--- PROVIDED INFORMATION ---
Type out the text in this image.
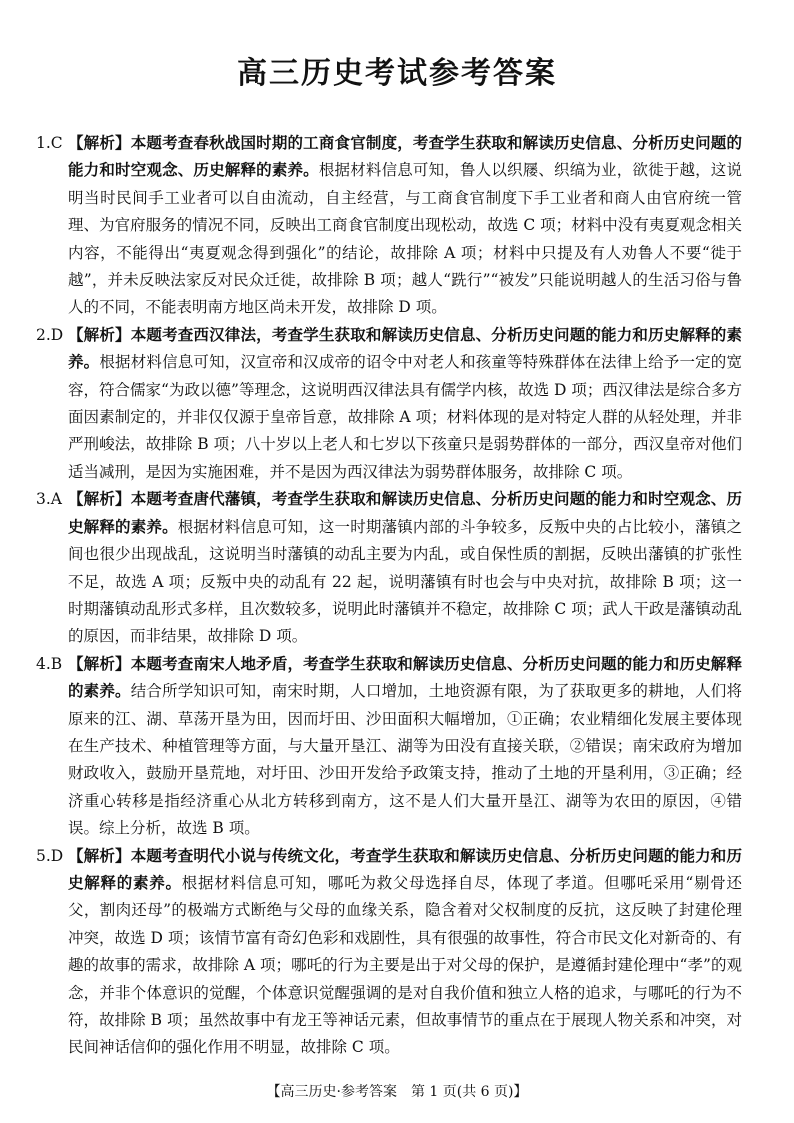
高三历史考试参考答案

1.C 【解析】本题考查春秋战国时期的工商食官制度，考查学生获取和解读历史信息、分析历史问题的能力和时空观念、历史解释的素养。根据材料信息可知，鲁人以织屦、织缟为业，欲徙于越，这说明当时民间手工业者可以自由流动，自主经营，与工商食官制度下手工业者和商人由官府统一管理、为官府服务的情况不同，反映出工商食官制度出现松动，故选 C 项；材料中没有夷夏观念相关内容，不能得出“夷夏观念得到强化”的结论，故排除 A 项；材料中只提及有人劝鲁人不要“徙于越”，并未反映法家反对民众迁徙，故排除 B 项；越人“跣行”“被发”只能说明越人的生活习俗与鲁人的不同，不能表明南方地区尚未开发，故排除 D 项。

2.D 【解析】本题考查西汉律法，考查学生获取和解读历史信息、分析历史问题的能力和历史解释的素养。根据材料信息可知，汉宣帝和汉成帝的诏令中对老人和孩童等特殊群体在法律上给予一定的宽容，符合儒家“为政以德”等理念，这说明西汉律法具有儒学内核，故选 D 项；西汉律法是综合多方面因素制定的，并非仅仅源于皇帝旨意，故排除 A 项；材料体现的是对特定人群的从轻处理，并非严刑峻法，故排除 B 项；八十岁以上老人和七岁以下孩童只是弱势群体的一部分，西汉皇帝对他们适当减刑，是因为实施困难，并不是因为西汉律法为弱势群体服务，故排除 C 项。

3.A 【解析】本题考查唐代藩镇，考查学生获取和解读历史信息、分析历史问题的能力和时空观念、历史解释的素养。根据材料信息可知，这一时期藩镇内部的斗争较多，反叛中央的占比较小，藩镇之间也很少出现战乱，这说明当时藩镇的动乱主要为内乱，或自保性质的割据，反映出藩镇的扩张性不足，故选 A 项；反叛中央的动乱有 22 起，说明藩镇有时也会与中央对抗，故排除 B 项；这一时期藩镇动乱形式多样，且次数较多，说明此时藩镇并不稳定，故排除 C 项；武人干政是藩镇动乱的原因，而非结果，故排除 D 项。

4.B 【解析】本题考查南宋人地矛盾，考查学生获取和解读历史信息、分析历史问题的能力和历史解释的素养。结合所学知识可知，南宋时期，人口增加，土地资源有限，为了获取更多的耕地，人们将原来的江、湖、草荡开垦为田，因而圩田、沙田面积大幅增加，①正确；农业精细化发展主要体现在生产技术、种植管理等方面，与大量开垦江、湖等为田没有直接关联，②错误；南宋政府为增加财政收入，鼓励开垦荒地，对圩田、沙田开发给予政策支持，推动了土地的开垦利用，③正确；经济重心转移是指经济重心从北方转移到南方，这不是人们大量开垦江、湖等为农田的原因，④错误。综上分析，故选 B 项。

5.D 【解析】本题考查明代小说与传统文化，考查学生获取和解读历史信息、分析历史问题的能力和历史解释的素养。根据材料信息可知，哪吒为救父母选择自尽，体现了孝道。但哪吒采用“剔骨还父，割肉还母”的极端方式断绝与父母的血缘关系，隐含着对父权制度的反抗，这反映了封建伦理冲突，故选 D 项；该情节富有奇幻色彩和戏剧性，具有很强的故事性，符合市民文化对新奇的、有趣的故事的需求，故排除 A 项；哪吒的行为主要是出于对父母的保护，是遵循封建伦理中“孝”的观念，并非个体意识的觉醒，个体意识觉醒强调的是对自我价值和独立人格的追求，与哪吒的行为不符，故排除 B 项；虽然故事中有龙王等神话元素，但故事情节的重点在于展现人物关系和冲突，对民间神话信仰的强化作用不明显，故排除 C 项。

【高三历史·参考答案　第 1 页(共 6 页)】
---
■ **WHAT IS REQUIRED**:
Using the listing above, pull out all lines that hold the word "考查学生获取和解读历史信息".

■ **RIGHT ANSWER**:
1.C 【解析】本题考查春秋战国时期的工商食官制度，考查学生获取和解读历史信息、分析历史问题的能力和时空观念、历史解释的素养。根据材料信息可知，鲁人以织屦、织缟为业，欲徙于越，这说明当时民间手工业者可以自由流动，自主经营，与工商食官制度下手工业者和商人由官府统一管理、为官府服务的情况不同，反映出工商食官制度出现松动，故选 C 项；材料中没有夷夏观念相关内容，不能得出“夷夏观念得到强化”的结论，故排除 A 项；材料中只提及有人劝鲁人不要“徙于越”，并未反映法家反对民众迁徙，故排除 B 项；越人“跣行”“被发”只能说明越人的生活习俗与鲁人的不同，不能表明南方地区尚未开发，故排除 D 项。
2.D 【解析】本题考查西汉律法，考查学生获取和解读历史信息、分析历史问题的能力和历史解释的素养。根据材料信息可知，汉宣帝和汉成帝的诏令中对老人和孩童等特殊群体在法律上给予一定的宽容，符合儒家“为政以德”等理念，这说明西汉律法具有儒学内核，故选 D 项；西汉律法是综合多方面因素制定的，并非仅仅源于皇帝旨意，故排除 A 项；材料体现的是对特定人群的从轻处理，并非严刑峻法，故排除 B 项；八十岁以上老人和七岁以下孩童只是弱势群体的一部分，西汉皇帝对他们适当减刑，是因为实施困难，并不是因为西汉律法为弱势群体服务，故排除 C 项。
3.A 【解析】本题考查唐代藩镇，考查学生获取和解读历史信息、分析历史问题的能力和时空观念、历史解释的素养。根据材料信息可知，这一时期藩镇内部的斗争较多，反叛中央的占比较小，藩镇之间也很少出现战乱，这说明当时藩镇的动乱主要为内乱，或自保性质的割据，反映出藩镇的扩张性不足，故选 A 项；反叛中央的动乱有 22 起，说明藩镇有时也会与中央对抗，故排除 B 项；这一时期藩镇动乱形式多样，且次数较多，说明此时藩镇并不稳定，故排除 C 项；武人干政是藩镇动乱的原因，而非结果，故排除 D 项。
4.B 【解析】本题考查南宋人地矛盾，考查学生获取和解读历史信息、分析历史问题的能力和历史解释的素养。结合所学知识可知，南宋时期，人口增加，土地资源有限，为了获取更多的耕地，人们将原来的江、湖、草荡开垦为田，因而圩田、沙田面积大幅增加，①正确；农业精细化发展主要体现在生产技术、种植管理等方面，与大量开垦江、湖等为田没有直接关联，②错误；南宋政府为增加财政收入，鼓励开垦荒地，对圩田、沙田开发给予政策支持，推动了土地的开垦利用，③正确；经济重心转移是指经济重心从北方转移到南方，这不是人们大量开垦江、湖等为农田的原因，④错误。综上分析，故选 B 项。
5.D 【解析】本题考查明代小说与传统文化，考查学生获取和解读历史信息、分析历史问题的能力和历史解释的素养。根据材料信息可知，哪吒为救父母选择自尽，体现了孝道。但哪吒采用“剔骨还父，割肉还母”的极端方式断绝与父母的血缘关系，隐含着对父权制度的反抗，这反映了封建伦理冲突，故选 D 项；该情节富有奇幻色彩和戏剧性，具有很强的故事性，符合市民文化对新奇的、有趣的故事的需求，故排除 A 项；哪吒的行为主要是出于对父母的保护，是遵循封建伦理中“孝”的观念，并非个体意识的觉醒，个体意识觉醒强调的是对自我价值和独立人格的追求，与哪吒的行为不符，故排除 B 项；虽然故事中有龙王等神话元素，但故事情节的重点在于展现人物关系和冲突，对民间神话信仰的强化作用不明显，故排除 C 项。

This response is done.